> _Task details_
Would you write out the listing verbatim and skip every picture in it?

> _Raw data_
▬▬▬▬▬▬▬▬▬▬

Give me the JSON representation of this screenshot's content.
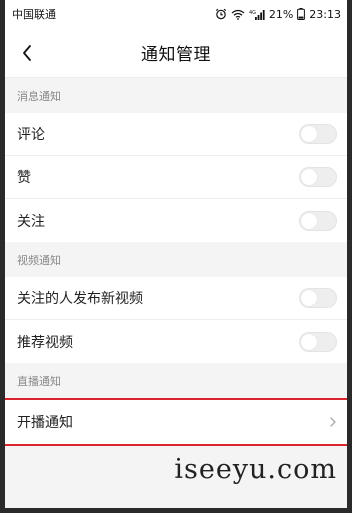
{
  "status_bar": {
    "carrier": "中国联通",
    "battery": "21%",
    "time": "23:13",
    "icons": [
      "alarm-icon",
      "wifi-icon",
      "signal-4g-icon"
    ]
  },
  "nav": {
    "title": "通知管理",
    "back_icon": "back-arrow-icon"
  },
  "sections": {
    "message": {
      "header": "消息通知",
      "items": [
        {
          "label": "评论",
          "enabled": false
        },
        {
          "label": "赞",
          "enabled": false
        },
        {
          "label": "关注",
          "enabled": false
        }
      ]
    },
    "video": {
      "header": "视频通知",
      "items": [
        {
          "label": "关注的人发布新视频",
          "enabled": false
        },
        {
          "label": "推荐视频",
          "enabled": false
        }
      ]
    },
    "live": {
      "header": "直播通知",
      "items": [
        {
          "label": "开播通知",
          "icon": "chevron-right-icon"
        }
      ]
    }
  },
  "colors": {
    "highlight_border": "#d9232d",
    "toggle_off": "#eeeeee"
  },
  "watermark": "iseeyu.com"
}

▬▬▬▬▬▬▬▬▬▬

> _Answer to this problem_
Give me the JSON representation of this screenshot's content.
{
  "status_bar": {
    "carrier": "中国联通",
    "battery": "21%",
    "time": "23:13",
    "icons": [
      "alarm-icon",
      "wifi-icon",
      "signal-4g-icon"
    ]
  },
  "nav": {
    "title": "通知管理",
    "back_icon": "back-arrow-icon"
  },
  "sections": {
    "message": {
      "header": "消息通知",
      "items": [
        {
          "label": "评论",
          "enabled": false
        },
        {
          "label": "赞",
          "enabled": false
        },
        {
          "label": "关注",
          "enabled": false
        }
      ]
    },
    "video": {
      "header": "视频通知",
      "items": [
        {
          "label": "关注的人发布新视频",
          "enabled": false
        },
        {
          "label": "推荐视频",
          "enabled": false
        }
      ]
    },
    "live": {
      "header": "直播通知",
      "items": [
        {
          "label": "开播通知",
          "icon": "chevron-right-icon"
        }
      ]
    }
  },
  "colors": {
    "highlight_border": "#d9232d",
    "toggle_off": "#eeeeee"
  },
  "watermark": "iseeyu.com"
}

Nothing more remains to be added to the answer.